# Do this
Your task is to print every entry below exactly as given.

# Recorded data

* START *

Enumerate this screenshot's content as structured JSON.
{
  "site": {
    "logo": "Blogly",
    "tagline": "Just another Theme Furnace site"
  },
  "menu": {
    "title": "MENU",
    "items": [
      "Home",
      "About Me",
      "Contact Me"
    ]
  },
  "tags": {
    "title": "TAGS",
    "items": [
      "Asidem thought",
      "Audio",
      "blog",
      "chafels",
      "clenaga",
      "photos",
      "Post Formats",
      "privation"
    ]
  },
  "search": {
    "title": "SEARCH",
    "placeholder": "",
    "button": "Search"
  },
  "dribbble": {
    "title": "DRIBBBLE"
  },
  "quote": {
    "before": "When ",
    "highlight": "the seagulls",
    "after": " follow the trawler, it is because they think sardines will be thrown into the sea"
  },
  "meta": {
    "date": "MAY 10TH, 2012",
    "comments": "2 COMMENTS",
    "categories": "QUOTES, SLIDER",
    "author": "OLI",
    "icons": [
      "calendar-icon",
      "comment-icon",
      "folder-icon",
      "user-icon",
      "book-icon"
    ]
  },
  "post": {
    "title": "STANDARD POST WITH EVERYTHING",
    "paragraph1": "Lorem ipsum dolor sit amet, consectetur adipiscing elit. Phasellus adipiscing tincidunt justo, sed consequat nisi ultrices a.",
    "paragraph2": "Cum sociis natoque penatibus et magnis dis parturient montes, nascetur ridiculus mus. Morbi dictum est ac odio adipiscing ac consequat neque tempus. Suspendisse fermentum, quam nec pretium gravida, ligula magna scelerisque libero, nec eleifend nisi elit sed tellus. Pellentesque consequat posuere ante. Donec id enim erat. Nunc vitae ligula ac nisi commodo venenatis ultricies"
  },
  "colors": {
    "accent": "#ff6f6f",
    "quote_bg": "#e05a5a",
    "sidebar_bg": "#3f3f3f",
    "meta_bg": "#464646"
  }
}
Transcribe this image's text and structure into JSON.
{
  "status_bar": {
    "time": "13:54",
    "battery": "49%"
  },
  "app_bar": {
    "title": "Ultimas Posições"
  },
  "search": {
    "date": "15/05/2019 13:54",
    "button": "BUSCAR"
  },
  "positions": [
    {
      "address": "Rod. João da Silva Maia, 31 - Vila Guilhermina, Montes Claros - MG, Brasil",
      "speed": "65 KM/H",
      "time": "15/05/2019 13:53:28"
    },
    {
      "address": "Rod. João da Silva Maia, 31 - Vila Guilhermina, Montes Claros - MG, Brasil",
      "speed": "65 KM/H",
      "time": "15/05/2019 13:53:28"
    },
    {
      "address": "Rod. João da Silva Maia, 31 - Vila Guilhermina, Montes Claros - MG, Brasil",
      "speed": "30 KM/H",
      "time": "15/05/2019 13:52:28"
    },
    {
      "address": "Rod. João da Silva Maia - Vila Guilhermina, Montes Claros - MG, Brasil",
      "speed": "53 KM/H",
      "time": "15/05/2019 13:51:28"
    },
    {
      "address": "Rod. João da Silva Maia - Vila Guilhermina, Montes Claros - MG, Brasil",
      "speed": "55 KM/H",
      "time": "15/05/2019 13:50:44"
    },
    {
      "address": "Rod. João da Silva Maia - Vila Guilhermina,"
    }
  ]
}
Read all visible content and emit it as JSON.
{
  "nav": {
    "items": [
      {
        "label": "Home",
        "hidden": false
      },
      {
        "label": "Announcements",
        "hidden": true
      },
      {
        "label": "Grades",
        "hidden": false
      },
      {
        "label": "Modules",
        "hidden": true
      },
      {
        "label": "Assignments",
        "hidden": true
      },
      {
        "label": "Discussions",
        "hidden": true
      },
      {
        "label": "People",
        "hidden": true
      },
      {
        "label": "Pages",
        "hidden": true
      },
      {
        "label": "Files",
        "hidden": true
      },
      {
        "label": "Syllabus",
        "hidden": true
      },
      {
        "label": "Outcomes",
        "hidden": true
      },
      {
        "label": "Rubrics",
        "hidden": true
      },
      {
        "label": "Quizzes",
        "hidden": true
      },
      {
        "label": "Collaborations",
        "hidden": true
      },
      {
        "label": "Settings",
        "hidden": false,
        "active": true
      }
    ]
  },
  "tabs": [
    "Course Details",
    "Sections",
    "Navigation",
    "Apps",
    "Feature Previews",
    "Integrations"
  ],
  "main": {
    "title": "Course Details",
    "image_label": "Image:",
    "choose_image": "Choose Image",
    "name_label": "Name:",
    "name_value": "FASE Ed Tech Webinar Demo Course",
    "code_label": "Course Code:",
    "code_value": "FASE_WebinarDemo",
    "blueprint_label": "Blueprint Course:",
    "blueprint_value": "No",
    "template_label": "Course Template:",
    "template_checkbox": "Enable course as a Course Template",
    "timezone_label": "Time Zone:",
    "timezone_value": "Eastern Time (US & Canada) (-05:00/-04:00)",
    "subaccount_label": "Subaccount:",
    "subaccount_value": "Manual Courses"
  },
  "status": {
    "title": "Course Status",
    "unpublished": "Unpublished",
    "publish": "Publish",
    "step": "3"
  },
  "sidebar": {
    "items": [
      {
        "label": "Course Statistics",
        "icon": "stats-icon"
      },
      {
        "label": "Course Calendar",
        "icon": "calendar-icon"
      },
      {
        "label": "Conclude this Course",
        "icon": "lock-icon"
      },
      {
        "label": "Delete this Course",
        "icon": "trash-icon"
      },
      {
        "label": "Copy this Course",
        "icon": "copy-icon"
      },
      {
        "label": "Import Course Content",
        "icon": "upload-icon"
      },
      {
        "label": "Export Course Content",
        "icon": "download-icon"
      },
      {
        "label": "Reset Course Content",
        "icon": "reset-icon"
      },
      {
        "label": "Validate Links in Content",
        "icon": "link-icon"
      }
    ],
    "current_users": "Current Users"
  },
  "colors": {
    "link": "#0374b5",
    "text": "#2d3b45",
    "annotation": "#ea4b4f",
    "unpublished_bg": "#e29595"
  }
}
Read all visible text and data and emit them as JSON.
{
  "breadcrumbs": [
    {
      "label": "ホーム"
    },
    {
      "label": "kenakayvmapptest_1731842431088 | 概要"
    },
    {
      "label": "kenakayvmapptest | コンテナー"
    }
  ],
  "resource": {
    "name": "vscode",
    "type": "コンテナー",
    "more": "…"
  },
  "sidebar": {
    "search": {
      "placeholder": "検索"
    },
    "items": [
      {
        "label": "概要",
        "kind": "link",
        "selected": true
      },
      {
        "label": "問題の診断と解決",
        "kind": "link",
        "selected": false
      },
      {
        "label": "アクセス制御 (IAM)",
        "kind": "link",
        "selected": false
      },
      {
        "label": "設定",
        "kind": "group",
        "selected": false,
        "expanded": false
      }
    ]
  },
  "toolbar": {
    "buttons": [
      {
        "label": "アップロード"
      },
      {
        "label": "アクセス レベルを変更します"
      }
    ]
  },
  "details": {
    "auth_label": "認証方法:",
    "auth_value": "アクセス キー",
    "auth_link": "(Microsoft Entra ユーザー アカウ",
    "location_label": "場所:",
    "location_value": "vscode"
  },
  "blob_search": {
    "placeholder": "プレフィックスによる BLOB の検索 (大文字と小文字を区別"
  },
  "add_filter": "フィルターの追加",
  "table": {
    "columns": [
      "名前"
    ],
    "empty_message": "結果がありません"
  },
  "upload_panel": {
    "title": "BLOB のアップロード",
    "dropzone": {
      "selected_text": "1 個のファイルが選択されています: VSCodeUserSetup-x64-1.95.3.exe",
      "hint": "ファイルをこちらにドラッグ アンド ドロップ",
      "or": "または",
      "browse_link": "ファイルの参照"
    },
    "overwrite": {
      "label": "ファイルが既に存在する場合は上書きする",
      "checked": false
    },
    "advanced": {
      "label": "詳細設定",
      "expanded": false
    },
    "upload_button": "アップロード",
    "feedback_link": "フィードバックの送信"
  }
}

* END *

# Complete response
Enumerate this screenshot's content as structured JSON.
{
  "site": {
    "logo": "Blogly",
    "tagline": "Just another Theme Furnace site"
  },
  "menu": {
    "title": "MENU",
    "items": [
      "Home",
      "About Me",
      "Contact Me"
    ]
  },
  "tags": {
    "title": "TAGS",
    "items": [
      "Asidem thought",
      "Audio",
      "blog",
      "chafels",
      "clenaga",
      "photos",
      "Post Formats",
      "privation"
    ]
  },
  "search": {
    "title": "SEARCH",
    "placeholder": "",
    "button": "Search"
  },
  "dribbble": {
    "title": "DRIBBBLE"
  },
  "quote": {
    "before": "When ",
    "highlight": "the seagulls",
    "after": " follow the trawler, it is because they think sardines will be thrown into the sea"
  },
  "meta": {
    "date": "MAY 10TH, 2012",
    "comments": "2 COMMENTS",
    "categories": "QUOTES, SLIDER",
    "author": "OLI",
    "icons": [
      "calendar-icon",
      "comment-icon",
      "folder-icon",
      "user-icon",
      "book-icon"
    ]
  },
  "post": {
    "title": "STANDARD POST WITH EVERYTHING",
    "paragraph1": "Lorem ipsum dolor sit amet, consectetur adipiscing elit. Phasellus adipiscing tincidunt justo, sed consequat nisi ultrices a.",
    "paragraph2": "Cum sociis natoque penatibus et magnis dis parturient montes, nascetur ridiculus mus. Morbi dictum est ac odio adipiscing ac consequat neque tempus. Suspendisse fermentum, quam nec pretium gravida, ligula magna scelerisque libero, nec eleifend nisi elit sed tellus. Pellentesque consequat posuere ante. Donec id enim erat. Nunc vitae ligula ac nisi commodo venenatis ultricies"
  },
  "colors": {
    "accent": "#ff6f6f",
    "quote_bg": "#e05a5a",
    "sidebar_bg": "#3f3f3f",
    "meta_bg": "#464646"
  }
}
Transcribe this image's text and structure into JSON.
{
  "status_bar": {
    "time": "13:54",
    "battery": "49%"
  },
  "app_bar": {
    "title": "Ultimas Posições"
  },
  "search": {
    "date": "15/05/2019 13:54",
    "button": "BUSCAR"
  },
  "positions": [
    {
      "address": "Rod. João da Silva Maia, 31 - Vila Guilhermina, Montes Claros - MG, Brasil",
      "speed": "65 KM/H",
      "time": "15/05/2019 13:53:28"
    },
    {
      "address": "Rod. João da Silva Maia, 31 - Vila Guilhermina, Montes Claros - MG, Brasil",
      "speed": "65 KM/H",
      "time": "15/05/2019 13:53:28"
    },
    {
      "address": "Rod. João da Silva Maia, 31 - Vila Guilhermina, Montes Claros - MG, Brasil",
      "speed": "30 KM/H",
      "time": "15/05/2019 13:52:28"
    },
    {
      "address": "Rod. João da Silva Maia - Vila Guilhermina, Montes Claros - MG, Brasil",
      "speed": "53 KM/H",
      "time": "15/05/2019 13:51:28"
    },
    {
      "address": "Rod. João da Silva Maia - Vila Guilhermina, Montes Claros - MG, Brasil",
      "speed": "55 KM/H",
      "time": "15/05/2019 13:50:44"
    },
    {
      "address": "Rod. João da Silva Maia - Vila Guilhermina,"
    }
  ]
}
Read all visible content and emit it as JSON.
{
  "nav": {
    "items": [
      {
        "label": "Home",
        "hidden": false
      },
      {
        "label": "Announcements",
        "hidden": true
      },
      {
        "label": "Grades",
        "hidden": false
      },
      {
        "label": "Modules",
        "hidden": true
      },
      {
        "label": "Assignments",
        "hidden": true
      },
      {
        "label": "Discussions",
        "hidden": true
      },
      {
        "label": "People",
        "hidden": true
      },
      {
        "label": "Pages",
        "hidden": true
      },
      {
        "label": "Files",
        "hidden": true
      },
      {
        "label": "Syllabus",
        "hidden": true
      },
      {
        "label": "Outcomes",
        "hidden": true
      },
      {
        "label": "Rubrics",
        "hidden": true
      },
      {
        "label": "Quizzes",
        "hidden": true
      },
      {
        "label": "Collaborations",
        "hidden": true
      },
      {
        "label": "Settings",
        "hidden": false,
        "active": true
      }
    ]
  },
  "tabs": [
    "Course Details",
    "Sections",
    "Navigation",
    "Apps",
    "Feature Previews",
    "Integrations"
  ],
  "main": {
    "title": "Course Details",
    "image_label": "Image:",
    "choose_image": "Choose Image",
    "name_label": "Name:",
    "name_value": "FASE Ed Tech Webinar Demo Course",
    "code_label": "Course Code:",
    "code_value": "FASE_WebinarDemo",
    "blueprint_label": "Blueprint Course:",
    "blueprint_value": "No",
    "template_label": "Course Template:",
    "template_checkbox": "Enable course as a Course Template",
    "timezone_label": "Time Zone:",
    "timezone_value": "Eastern Time (US & Canada) (-05:00/-04:00)",
    "subaccount_label": "Subaccount:",
    "subaccount_value": "Manual Courses"
  },
  "status": {
    "title": "Course Status",
    "unpublished": "Unpublished",
    "publish": "Publish",
    "step": "3"
  },
  "sidebar": {
    "items": [
      {
        "label": "Course Statistics",
        "icon": "stats-icon"
      },
      {
        "label": "Course Calendar",
        "icon": "calendar-icon"
      },
      {
        "label": "Conclude this Course",
        "icon": "lock-icon"
      },
      {
        "label": "Delete this Course",
        "icon": "trash-icon"
      },
      {
        "label": "Copy this Course",
        "icon": "copy-icon"
      },
      {
        "label": "Import Course Content",
        "icon": "upload-icon"
      },
      {
        "label": "Export Course Content",
        "icon": "download-icon"
      },
      {
        "label": "Reset Course Content",
        "icon": "reset-icon"
      },
      {
        "label": "Validate Links in Content",
        "icon": "link-icon"
      }
    ],
    "current_users": "Current Users"
  },
  "colors": {
    "link": "#0374b5",
    "text": "#2d3b45",
    "annotation": "#ea4b4f",
    "unpublished_bg": "#e29595"
  }
}
Read all visible text and data and emit them as JSON.
{
  "breadcrumbs": [
    {
      "label": "ホーム"
    },
    {
      "label": "kenakayvmapptest_1731842431088 | 概要"
    },
    {
      "label": "kenakayvmapptest | コンテナー"
    }
  ],
  "resource": {
    "name": "vscode",
    "type": "コンテナー",
    "more": "…"
  },
  "sidebar": {
    "search": {
      "placeholder": "検索"
    },
    "items": [
      {
        "label": "概要",
        "kind": "link",
        "selected": true
      },
      {
        "label": "問題の診断と解決",
        "kind": "link",
        "selected": false
      },
      {
        "label": "アクセス制御 (IAM)",
        "kind": "link",
        "selected": false
      },
      {
        "label": "設定",
        "kind": "group",
        "selected": false,
        "expanded": false
      }
    ]
  },
  "toolbar": {
    "buttons": [
      {
        "label": "アップロード"
      },
      {
        "label": "アクセス レベルを変更します"
      }
    ]
  },
  "details": {
    "auth_label": "認証方法:",
    "auth_value": "アクセス キー",
    "auth_link": "(Microsoft Entra ユーザー アカウ",
    "location_label": "場所:",
    "location_value": "vscode"
  },
  "blob_search": {
    "placeholder": "プレフィックスによる BLOB の検索 (大文字と小文字を区別"
  },
  "add_filter": "フィルターの追加",
  "table": {
    "columns": [
      "名前"
    ],
    "empty_message": "結果がありません"
  },
  "upload_panel": {
    "title": "BLOB のアップロード",
    "dropzone": {
      "selected_text": "1 個のファイルが選択されています: VSCodeUserSetup-x64-1.95.3.exe",
      "hint": "ファイルをこちらにドラッグ アンド ドロップ",
      "or": "または",
      "browse_link": "ファイルの参照"
    },
    "overwrite": {
      "label": "ファイルが既に存在する場合は上書きする",
      "checked": false
    },
    "advanced": {
      "label": "詳細設定",
      "expanded": false
    },
    "upload_button": "アップロード",
    "feedback_link": "フィードバックの送信"
  }
}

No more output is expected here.